## Begin Exercise material

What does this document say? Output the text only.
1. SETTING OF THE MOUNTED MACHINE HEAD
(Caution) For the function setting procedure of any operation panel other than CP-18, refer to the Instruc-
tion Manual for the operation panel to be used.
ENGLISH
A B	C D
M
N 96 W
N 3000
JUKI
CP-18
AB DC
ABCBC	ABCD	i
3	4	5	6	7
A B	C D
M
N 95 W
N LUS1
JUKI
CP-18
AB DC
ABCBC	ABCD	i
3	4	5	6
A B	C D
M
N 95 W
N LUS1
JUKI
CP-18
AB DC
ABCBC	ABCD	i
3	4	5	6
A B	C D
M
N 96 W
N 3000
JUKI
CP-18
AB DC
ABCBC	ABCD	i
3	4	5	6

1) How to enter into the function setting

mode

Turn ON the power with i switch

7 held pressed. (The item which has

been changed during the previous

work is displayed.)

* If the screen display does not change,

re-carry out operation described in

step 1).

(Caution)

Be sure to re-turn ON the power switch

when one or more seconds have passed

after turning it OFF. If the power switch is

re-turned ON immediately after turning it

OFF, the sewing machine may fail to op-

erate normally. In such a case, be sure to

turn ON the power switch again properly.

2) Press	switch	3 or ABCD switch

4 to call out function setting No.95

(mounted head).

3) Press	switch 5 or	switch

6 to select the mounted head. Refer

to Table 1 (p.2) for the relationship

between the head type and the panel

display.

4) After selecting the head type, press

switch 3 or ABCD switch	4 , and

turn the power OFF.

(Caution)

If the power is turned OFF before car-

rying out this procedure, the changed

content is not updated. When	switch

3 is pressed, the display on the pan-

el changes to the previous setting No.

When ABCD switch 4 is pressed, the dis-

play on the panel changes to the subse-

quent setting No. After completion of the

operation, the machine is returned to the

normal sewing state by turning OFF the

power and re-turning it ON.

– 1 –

## End Exercise material

* _Task goal_:
Reproduce all of the entries word for word.

* _Completed task_:
What does this document say? Output the text only.
1. SETTING OF THE MOUNTED MACHINE HEAD
(Caution) For the function setting procedure of any operation panel other than CP-18, refer to the Instruc-
tion Manual for the operation panel to be used.
ENGLISH
A B	C D
M
N 96 W
N 3000
JUKI
CP-18
AB DC
ABCBC	ABCD	i
3	4	5	6	7
A B	C D
M
N 95 W
N LUS1
JUKI
CP-18
AB DC
ABCBC	ABCD	i
3	4	5	6
A B	C D
M
N 95 W
N LUS1
JUKI
CP-18
AB DC
ABCBC	ABCD	i
3	4	5	6
A B	C D
M
N 96 W
N 3000
JUKI
CP-18
AB DC
ABCBC	ABCD	i
3	4	5	6

1) How to enter into the function setting

mode

Turn ON the power with i switch

7 held pressed. (The item which has

been changed during the previous

work is displayed.)

* If the screen display does not change,

re-carry out operation described in

step 1).

(Caution)

Be sure to re-turn ON the power switch

when one or more seconds have passed

after turning it OFF. If the power switch is

re-turned ON immediately after turning it

OFF, the sewing machine may fail to op-

erate normally. In such a case, be sure to

turn ON the power switch again properly.

2) Press	switch	3 or ABCD switch

4 to call out function setting No.95

(mounted head).

3) Press	switch 5 or	switch

6 to select the mounted head. Refer

to Table 1 (p.2) for the relationship

between the head type and the panel

display.

4) After selecting the head type, press

switch 3 or ABCD switch	4 , and

turn the power OFF.

(Caution)

If the power is turned OFF before car-

rying out this procedure, the changed

content is not updated. When	switch

3 is pressed, the display on the pan-

el changes to the previous setting No.

When ABCD switch 4 is pressed, the dis-

play on the panel changes to the subse-

quent setting No. After completion of the

operation, the machine is returned to the

normal sewing state by turning OFF the

power and re-turning it ON.

– 1 –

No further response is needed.